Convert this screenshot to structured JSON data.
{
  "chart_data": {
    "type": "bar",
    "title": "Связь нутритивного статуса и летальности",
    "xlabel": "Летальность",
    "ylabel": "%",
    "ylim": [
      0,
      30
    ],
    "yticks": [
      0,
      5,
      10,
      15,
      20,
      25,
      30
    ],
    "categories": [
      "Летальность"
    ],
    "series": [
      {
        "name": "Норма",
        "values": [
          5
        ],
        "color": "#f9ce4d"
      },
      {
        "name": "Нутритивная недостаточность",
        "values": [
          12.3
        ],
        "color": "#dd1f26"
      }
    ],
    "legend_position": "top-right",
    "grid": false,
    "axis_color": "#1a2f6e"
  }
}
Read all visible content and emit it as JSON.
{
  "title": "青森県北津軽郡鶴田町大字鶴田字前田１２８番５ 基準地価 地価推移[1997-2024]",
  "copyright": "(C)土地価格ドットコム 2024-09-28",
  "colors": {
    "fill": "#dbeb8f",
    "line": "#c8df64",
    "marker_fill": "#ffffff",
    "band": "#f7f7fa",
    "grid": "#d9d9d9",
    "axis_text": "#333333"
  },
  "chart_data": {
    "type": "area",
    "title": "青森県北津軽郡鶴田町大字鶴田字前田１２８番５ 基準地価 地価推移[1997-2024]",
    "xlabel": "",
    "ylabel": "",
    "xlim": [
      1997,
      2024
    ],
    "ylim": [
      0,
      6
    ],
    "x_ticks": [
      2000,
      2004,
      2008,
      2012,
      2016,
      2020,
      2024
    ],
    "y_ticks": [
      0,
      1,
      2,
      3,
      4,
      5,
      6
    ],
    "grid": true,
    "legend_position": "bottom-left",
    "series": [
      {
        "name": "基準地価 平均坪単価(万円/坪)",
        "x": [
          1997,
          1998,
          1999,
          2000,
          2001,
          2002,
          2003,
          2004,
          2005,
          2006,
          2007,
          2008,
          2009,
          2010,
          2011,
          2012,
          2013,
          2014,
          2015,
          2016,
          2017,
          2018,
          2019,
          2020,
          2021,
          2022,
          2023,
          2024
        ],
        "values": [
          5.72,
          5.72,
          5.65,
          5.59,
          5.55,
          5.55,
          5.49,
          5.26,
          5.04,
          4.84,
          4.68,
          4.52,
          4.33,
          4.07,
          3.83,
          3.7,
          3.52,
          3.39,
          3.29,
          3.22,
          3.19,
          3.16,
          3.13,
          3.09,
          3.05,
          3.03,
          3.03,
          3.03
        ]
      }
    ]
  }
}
◇ ◇ ◇ ◇ ◇ ◇ ◇
Challenge — In the listing above, how many lines hold the word "JSON"? Give the number and nothing more.

Task solution — 2